Task to carry out: Set the listing down again exactly, please, apart from its pictures.

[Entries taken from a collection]
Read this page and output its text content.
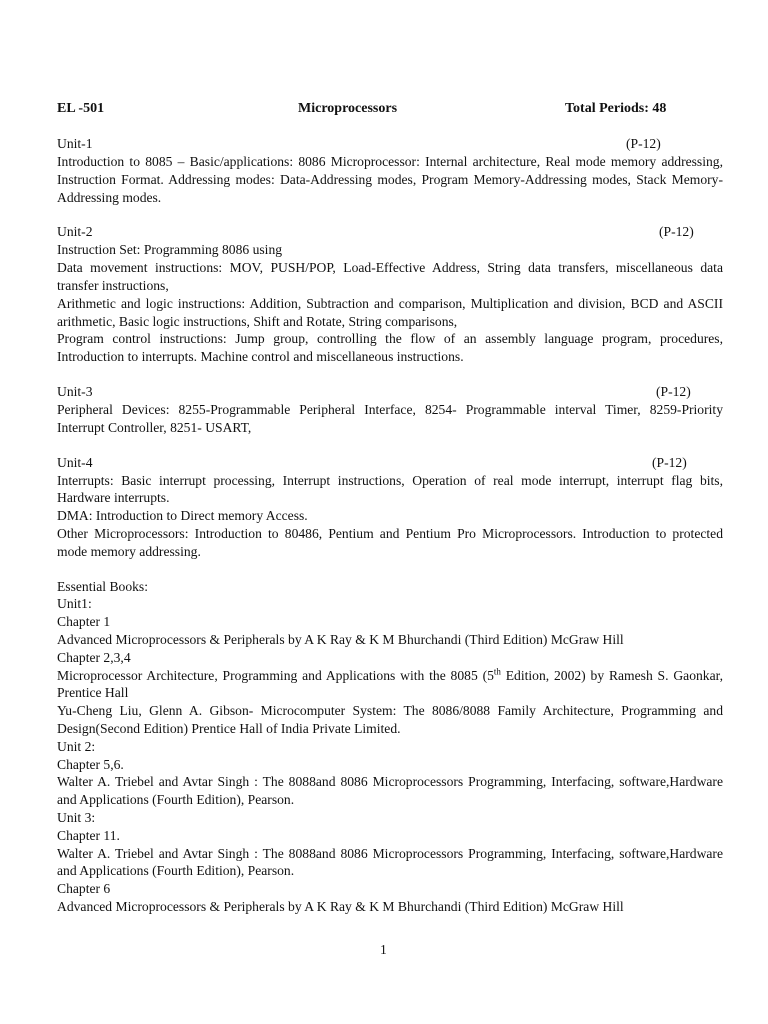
EL -501	Microprocessors	Total Periods: 48
Unit-1	(P-12)

Introduction to 8085 – Basic/applications: 8086 Microprocessor: Internal architecture, Real mode memory addressing, Instruction Format. Addressing modes: Data-Addressing modes, Program Memory-Addressing modes, Stack Memory-Addressing modes.

Unit-2	(P-12)

Instruction Set: Programming 8086 using

Data movement instructions: MOV, PUSH/POP, Load-Effective Address, String data transfers, miscellaneous data transfer instructions,

Arithmetic and logic instructions: Addition, Subtraction and comparison, Multiplication and division, BCD and ASCII arithmetic, Basic logic instructions, Shift and Rotate, String comparisons,

Program control instructions: Jump group, controlling the flow of an assembly language program, procedures, Introduction to interrupts. Machine control and miscellaneous instructions.

Unit-3	(P-12)

Peripheral Devices: 8255-Programmable Peripheral Interface, 8254- Programmable interval Timer, 8259-Priority Interrupt Controller, 8251- USART,

Unit-4	(P-12)

Interrupts: Basic interrupt processing, Interrupt instructions, Operation of real mode interrupt, interrupt flag bits, Hardware interrupts.

DMA: Introduction to Direct memory Access.

Other Microprocessors: Introduction to 80486, Pentium and Pentium Pro Microprocessors. Introduction to protected mode memory addressing.

Essential Books:

Unit1:

Chapter 1

Advanced Microprocessors & Peripherals by A K Ray & K M Bhurchandi (Third Edition) McGraw Hill

Chapter 2,3,4

Microprocessor Architecture, Programming and Applications with the 8085 (5th Edition, 2002) by Ramesh S. Gaonkar, Prentice Hall

Yu-Cheng Liu, Glenn A. Gibson- Microcomputer System: The 8086/8088 Family Architecture, Programming and Design(Second Edition) Prentice Hall of India Private Limited.

Unit 2:

Chapter 5,6.

Walter A. Triebel and Avtar Singh : The 8088and 8086 Microprocessors Programming, Interfacing, software,Hardware and Applications (Fourth Edition), Pearson.

Unit 3:

Chapter 11.

Walter A. Triebel and Avtar Singh : The 8088and 8086 Microprocessors Programming, Interfacing, software,Hardware and Applications (Fourth Edition), Pearson.

Chapter 6

Advanced Microprocessors & Peripherals by A K Ray & K M Bhurchandi (Third Edition) McGraw Hill

1
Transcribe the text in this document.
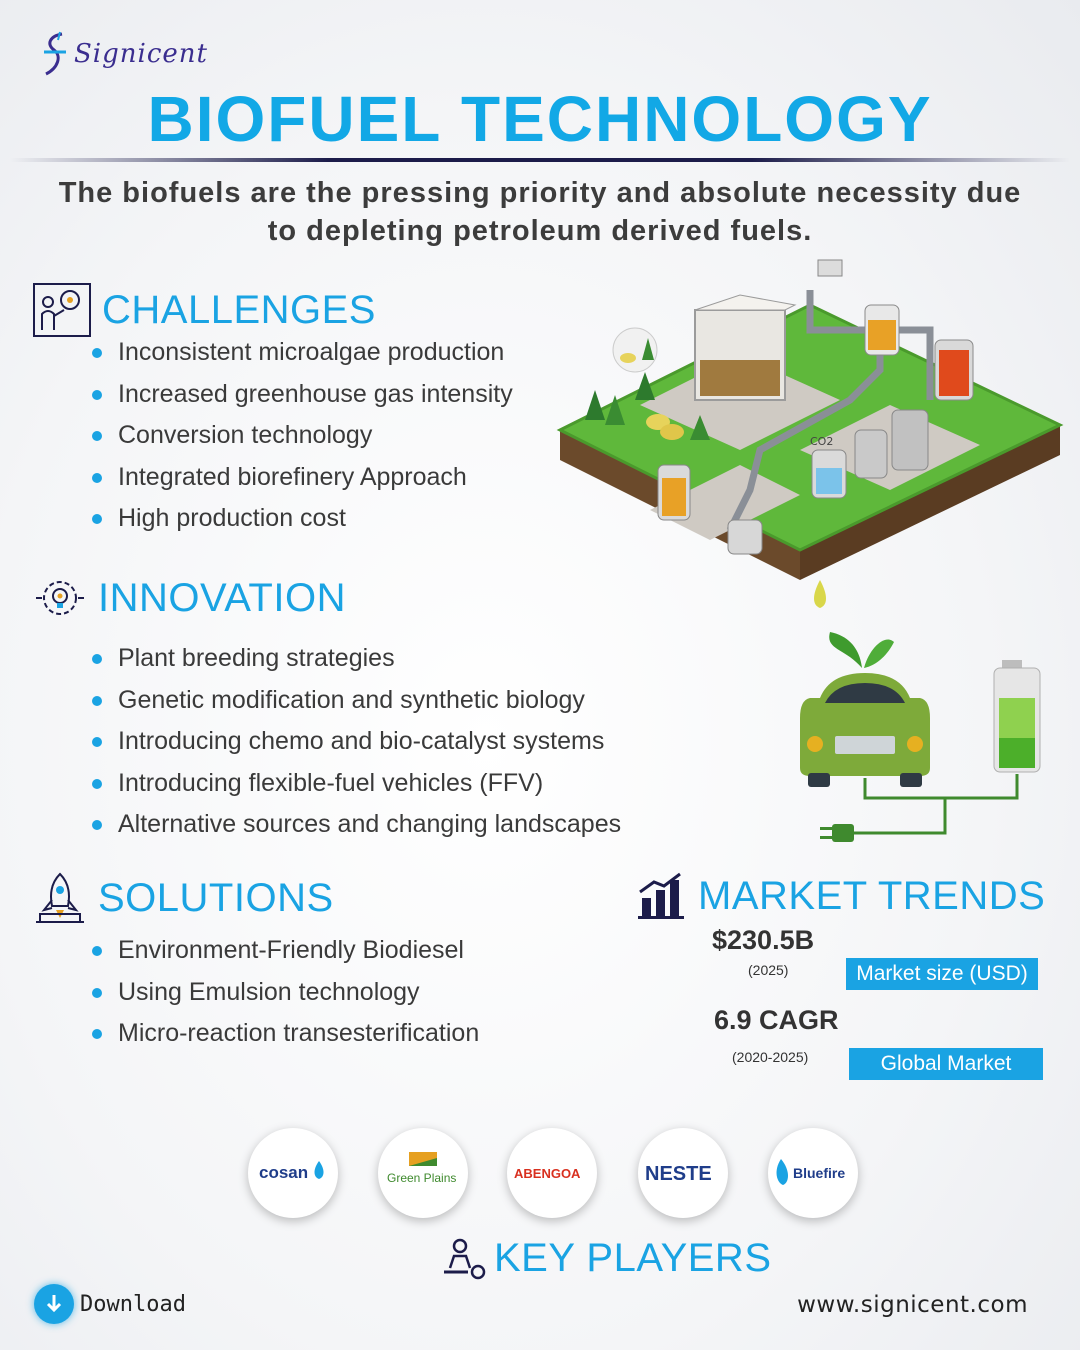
Signicent
BIOFUEL TECHNOLOGY
The biofuels are the pressing priority and absolute necessity due to depleting petroleum derived fuels.
CO2
CHALLENGES
Inconsistent microalgae production
Increased greenhouse gas intensity
Conversion technology
Integrated biorefinery Approach
High production cost
INNOVATION
Plant breeding strategies
Genetic modification and synthetic biology
Introducing chemo and bio-catalyst systems
Introducing flexible-fuel vehicles (FFV)
Alternative sources and changing landscapes
SOLUTIONS
Environment-Friendly Biodiesel
Using Emulsion technology
Micro-reaction transesterification
MARKET TRENDS
$230.5B
(2025)	Market size (USD)
6.9 CAGR
(2020-2025)	Global Market
cosan	Green Plains	ABENGOA	NESTE	Bluefire
KEY PLAYERS
Download	www.signicent.com
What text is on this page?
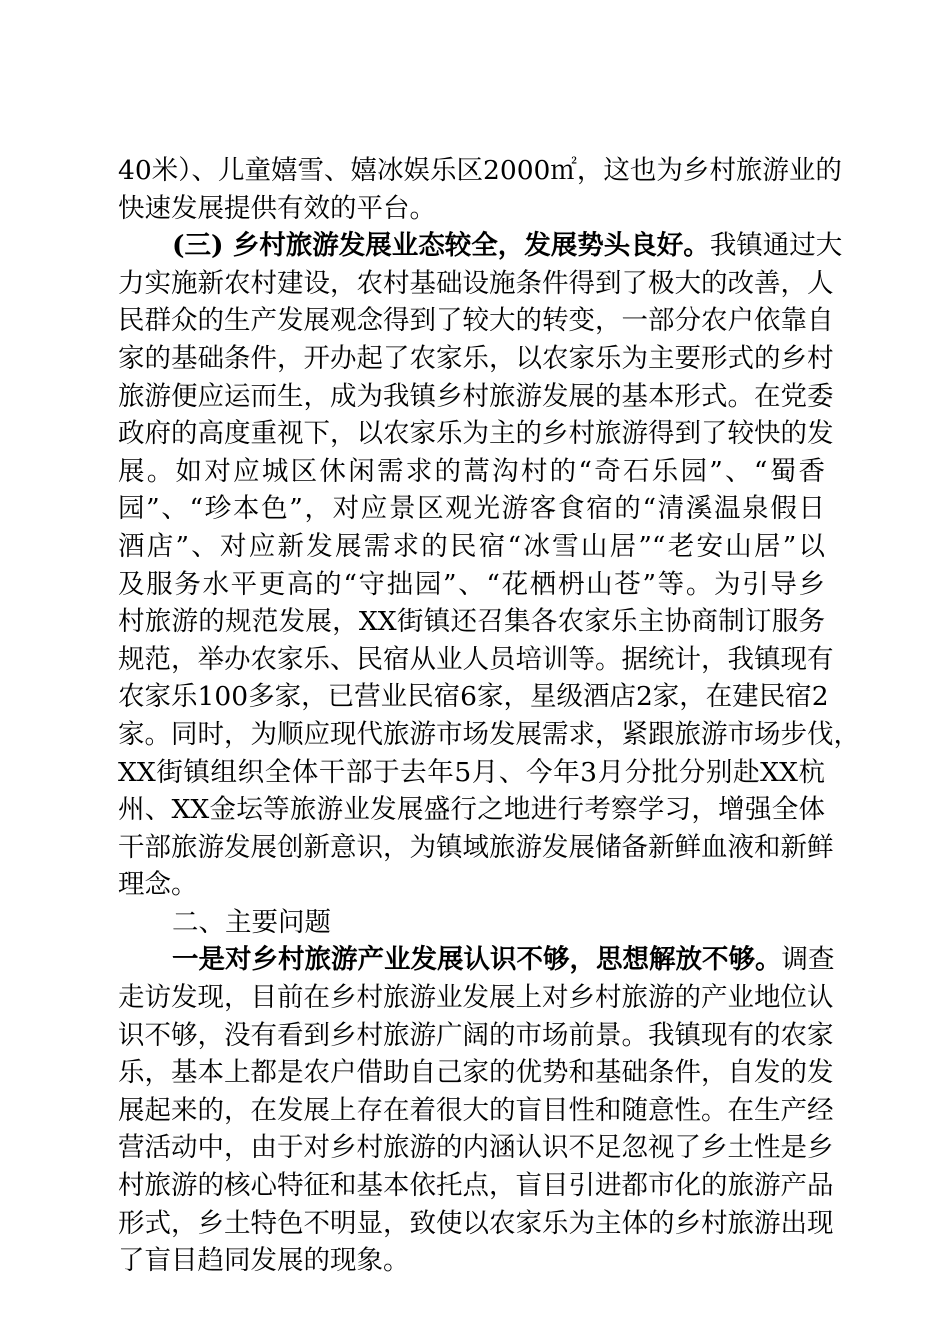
40米）、儿童嬉雪、嬉冰娱乐区2000㎡，这也为乡村旅游业的
快速发展提供有效的平台。
(三) 乡村旅游发展业态较全，发展势头良好。我镇通过大
力实施新农村建设，农村基础设施条件得到了极大的改善，人
民群众的生产发展观念得到了较大的转变，一部分农户依靠自
家的基础条件，开办起了农家乐，以农家乐为主要形式的乡村
旅游便应运而生，成为我镇乡村旅游发展的基本形式。在党委
政府的高度重视下，以农家乐为主的乡村旅游得到了较快的发
展。如对应城区休闲需求的蒿沟村的“奇石乐园”、“蜀香
园”、“珍本色”，对应景区观光游客食宿的“清溪温泉假日
酒店”、对应新发展需求的民宿“冰雪山居”“老安山居”以
及服务水平更高的“守拙园”、“花栖枬山苍”等。为引导乡
村旅游的规范发展，XX街镇还召集各农家乐主协商制订服务
规范，举办农家乐、民宿从业人员培训等。据统计，我镇现有
农家乐100多家，已营业民宿6家，星级酒店2家，在建民宿2
家。同时，为顺应现代旅游市场发展需求，紧跟旅游市场步伐，
XX街镇组织全体干部于去年5月、今年3月分批分别赴XX杭
州、XX金坛等旅游业发展盛行之地进行考察学习，增强全体
干部旅游发展创新意识，为镇域旅游发展储备新鲜血液和新鲜
理念。
二、主要问题
一是对乡村旅游产业发展认识不够，思想解放不够。调查
走访发现，目前在乡村旅游业发展上对乡村旅游的产业地位认
识不够，没有看到乡村旅游广阔的市场前景。我镇现有的农家
乐，基本上都是农户借助自己家的优势和基础条件，自发的发
展起来的，在发展上存在着很大的盲目性和随意性。在生产经
营活动中，由于对乡村旅游的内涵认识不足忽视了乡土性是乡
村旅游的核心特征和基本依托点，盲目引进都市化的旅游产品
形式，乡土特色不明显，致使以农家乐为主体的乡村旅游出现
了盲目趋同发展的现象。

Exercise response:
Read this page and output its text content.
EL -501	Microprocessors	Total Periods: 48
Unit-1	(P-12)

Introduction to 8085 – Basic/applications: 8086 Microprocessor: Internal architecture, Real mode memory addressing, Instruction Format. Addressing modes: Data-Addressing modes, Program Memory-Addressing modes, Stack Memory-Addressing modes.

Unit-2	(P-12)

Instruction Set: Programming 8086 using

Data movement instructions: MOV, PUSH/POP, Load-Effective Address, String data transfers, miscellaneous data transfer instructions,

Arithmetic and logic instructions: Addition, Subtraction and comparison, Multiplication and division, BCD and ASCII arithmetic, Basic logic instructions, Shift and Rotate, String comparisons,

Program control instructions: Jump group, controlling the flow of an assembly language program, procedures, Introduction to interrupts. Machine control and miscellaneous instructions.

Unit-3	(P-12)

Peripheral Devices: 8255-Programmable Peripheral Interface, 8254- Programmable interval Timer, 8259-Priority Interrupt Controller, 8251- USART,

Unit-4	(P-12)

Interrupts: Basic interrupt processing, Interrupt instructions, Operation of real mode interrupt, interrupt flag bits, Hardware interrupts.

DMA: Introduction to Direct memory Access.

Other Microprocessors: Introduction to 80486, Pentium and Pentium Pro Microprocessors. Introduction to protected mode memory addressing.

Essential Books:

Unit1:

Chapter 1

Advanced Microprocessors & Peripherals by A K Ray & K M Bhurchandi (Third Edition) McGraw Hill

Chapter 2,3,4

Microprocessor Architecture, Programming and Applications with the 8085 (5th Edition, 2002) by Ramesh S. Gaonkar, Prentice Hall

Yu-Cheng Liu, Glenn A. Gibson- Microcomputer System: The 8086/8088 Family Architecture, Programming and Design(Second Edition) Prentice Hall of India Private Limited.

Unit 2:

Chapter 5,6.

Walter A. Triebel and Avtar Singh : The 8088and 8086 Microprocessors Programming, Interfacing, software,Hardware and Applications (Fourth Edition), Pearson.

Unit 3:

Chapter 11.

Walter A. Triebel and Avtar Singh : The 8088and 8086 Microprocessors Programming, Interfacing, software,Hardware and Applications (Fourth Edition), Pearson.

Chapter 6

Advanced Microprocessors & Peripherals by A K Ray & K M Bhurchandi (Third Edition) McGraw Hill

1
Transcribe the text in this document.
Signicent
BIOFUEL TECHNOLOGY
The biofuels are the pressing priority and absolute necessity due to depleting petroleum derived fuels.
CO2
CHALLENGES
Inconsistent microalgae production
Increased greenhouse gas intensity
Conversion technology
Integrated biorefinery Approach
High production cost
INNOVATION
Plant breeding strategies
Genetic modification and synthetic biology
Introducing chemo and bio-catalyst systems
Introducing flexible-fuel vehicles (FFV)
Alternative sources and changing landscapes
SOLUTIONS
Environment-Friendly Biodiesel
Using Emulsion technology
Micro-reaction transesterification
MARKET TRENDS
$230.5B
(2025)	Market size (USD)
6.9 CAGR
(2020-2025)	Global Market
cosan	Green Plains	ABENGOA	NESTE	Bluefire
KEY PLAYERS
Download	www.signicent.com
What text is on this page?
40米）、儿童嬉雪、嬉冰娱乐区2000㎡，这也为乡村旅游业的
快速发展提供有效的平台。
(三) 乡村旅游发展业态较全，发展势头良好。我镇通过大
力实施新农村建设，农村基础设施条件得到了极大的改善，人
民群众的生产发展观念得到了较大的转变，一部分农户依靠自
家的基础条件，开办起了农家乐，以农家乐为主要形式的乡村
旅游便应运而生，成为我镇乡村旅游发展的基本形式。在党委
政府的高度重视下，以农家乐为主的乡村旅游得到了较快的发
展。如对应城区休闲需求的蒿沟村的“奇石乐园”、“蜀香
园”、“珍本色”，对应景区观光游客食宿的“清溪温泉假日
酒店”、对应新发展需求的民宿“冰雪山居”“老安山居”以
及服务水平更高的“守拙园”、“花栖枬山苍”等。为引导乡
村旅游的规范发展，XX街镇还召集各农家乐主协商制订服务
规范，举办农家乐、民宿从业人员培训等。据统计，我镇现有
农家乐100多家，已营业民宿6家，星级酒店2家，在建民宿2
家。同时，为顺应现代旅游市场发展需求，紧跟旅游市场步伐，
XX街镇组织全体干部于去年5月、今年3月分批分别赴XX杭
州、XX金坛等旅游业发展盛行之地进行考察学习，增强全体
干部旅游发展创新意识，为镇域旅游发展储备新鲜血液和新鲜
理念。
二、主要问题
一是对乡村旅游产业发展认识不够，思想解放不够。调查
走访发现，目前在乡村旅游业发展上对乡村旅游的产业地位认
识不够，没有看到乡村旅游广阔的市场前景。我镇现有的农家
乐，基本上都是农户借助自己家的优势和基础条件，自发的发
展起来的，在发展上存在着很大的盲目性和随意性。在生产经
营活动中，由于对乡村旅游的内涵认识不足忽视了乡土性是乡
村旅游的核心特征和基本依托点，盲目引进都市化的旅游产品
形式，乡土特色不明显，致使以农家乐为主体的乡村旅游出现
了盲目趋同发展的现象。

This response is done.